▸ **ТЕКСТ ДЛЯ ЧТЕНИЯ**:
--
Перед выпуском и ты, Юра, отнюдь не «младенец», а куда зрелее иных наших наставников, чувствовал себя не в своей тарелке. Даром что создал и даже частично напечатал свои хрестоматийные рассказы. Кто же знал, что они хрестоматийные? Паустовский, рыцарски поддержавший тебя в то время? Несколько однокашников, чьи восторги были тебе, верно, приятны, но ничего не меняли по существу?..

В курсовой стенгазете мелькнула эпиграмма на тебя:

 

Когда идешь на лекции,

Не думай о протекции.

 

Видно было, как ты, словно тяжелая лодка, полная добычи, бьешься у берега в пенных волнах полупризнания, ищешь точку опоры, чтобы было от чего оттолкнуться… Семинар молодых прозаиков мог тебе помочь, и ты, уже взявший от института все, чем он был богат и рад, устремился в Питер. С планами на будущее, с надеждой и верой.

Любимый твой город подарил тебе новых товарищей — братьев по перу: В.Конецкого, Г.Горышина, Э.Шима. И нового покровителя, а точнее, покровительницу: Веру Федоровну Панову. О ней ты отзывался с повышенным интересом. Впрочем, не упуская возможности подтрунить над дамой-патронессой, еще очень и очень ничего из себя, что тоже проскальзывало в твоих отзывах.

«Панову я видел в Доме кино на просмотре американской картины. Она сказала: Юрий Павлович, вас еще не приняли в Союз? — Нет, отвечал я проникновенным голосом. — Ну, до свидания, Юрий Павлович, рада была вас повидать… — До свидания, отвечал я.

Она была рыжая, эта Панова, лицо ее было смугло насурьмлено, руки ее были в черных прозрачных перчатках.

Я был высок и бледен от сознания значительности слов, сказанных ею. Долго после этого, шагая уже по Невскому, вздыхал я и задумывался…»

Это уже из письма лета 58-го. Сколько всего случилось за полгода с хвостиком! Ты уехал в Ленинград, а я увидела в ночь на 5 декабря 1957 года сон. О тебе и обо мне. И так он меня потряс, что наперекор своей природе (никогда не делала первого шага), я немедленно отправила письмо. Тебе вдогонку. С адресом «на деревню дедушке». Кажется так: «Ленинград, Союз писателей, семинар молодых прозаиков, Казакову Ю.П.»

Тем не менее ты его получил. И в Москву вернулся иной, чем уехал. Не решительно влюбленный, а … как же выразиться в страдательном залоге? Решивший, что в тебя влюблены.

«… я пережил несколько робко-восторженных минут: в меня влюбилась одна особа. Я не очень верю в это по своему застарелому скептицизму и фатализму, однако ж — приятно. Тем более, что и я неравнодушен к оной особе. Даже сердце в себе почувствовал вдруг…» (письмо В.Конецкому от 27.12.57).
--
▸ **ИСХОДНЫЙ МАТЕРИАЛ**:
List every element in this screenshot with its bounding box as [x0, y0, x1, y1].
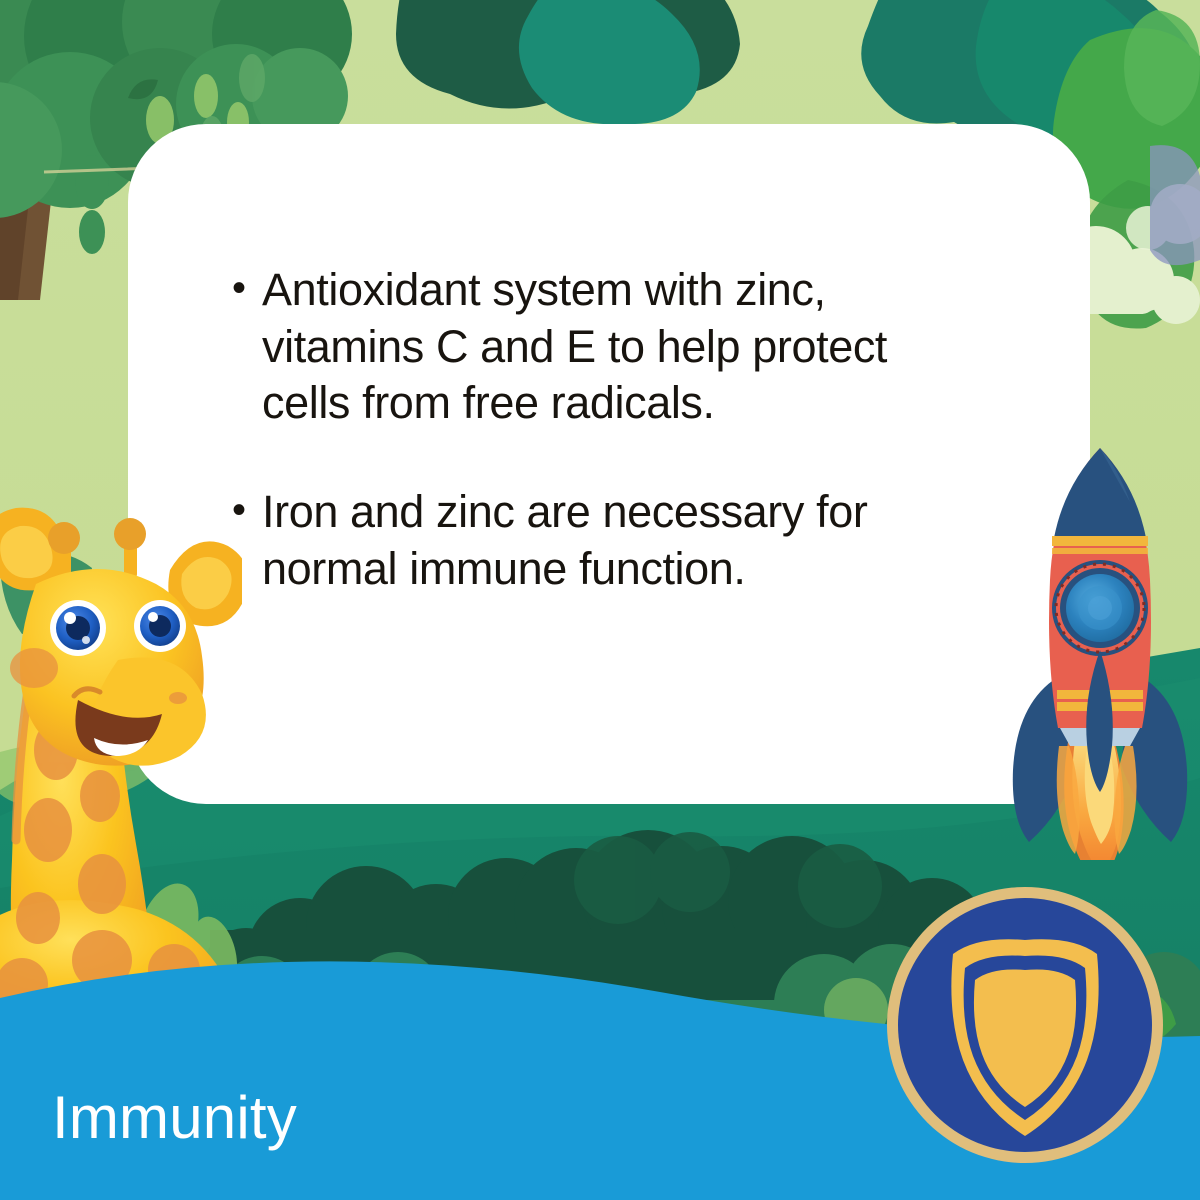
--
▸ **ЗАДАНИЕ 1**: Кто, согласно тексту о Юрии Казакове, стал его новой покровительницей в Ленинграде?
▸ **ЗАДАНИЕ 2**: Перескажите текст о Юрии Казакове в двух предложениях.
Материал с текстом никак не связан.

▸ **РЕШЕНИЕ 1**: Вера Федоровна Панова.

▸ **РЕШЕНИЕ 2**: Перед выпуском из института Юрий Казаков, уже создавший и частично напечатавший свои рассказы, чувствовал себя не в своей тарелке и уехал в Ленинград на семинар молодых прозаиков, где нашел новых товарищей и покровительницу Веру Панову. Рассказчица, увидев в ночь на 5 декабря 1957 года сон о нем и о себе, сразу отправила ему письмо, и он вернулся в Москву, решив, что в него влюблены.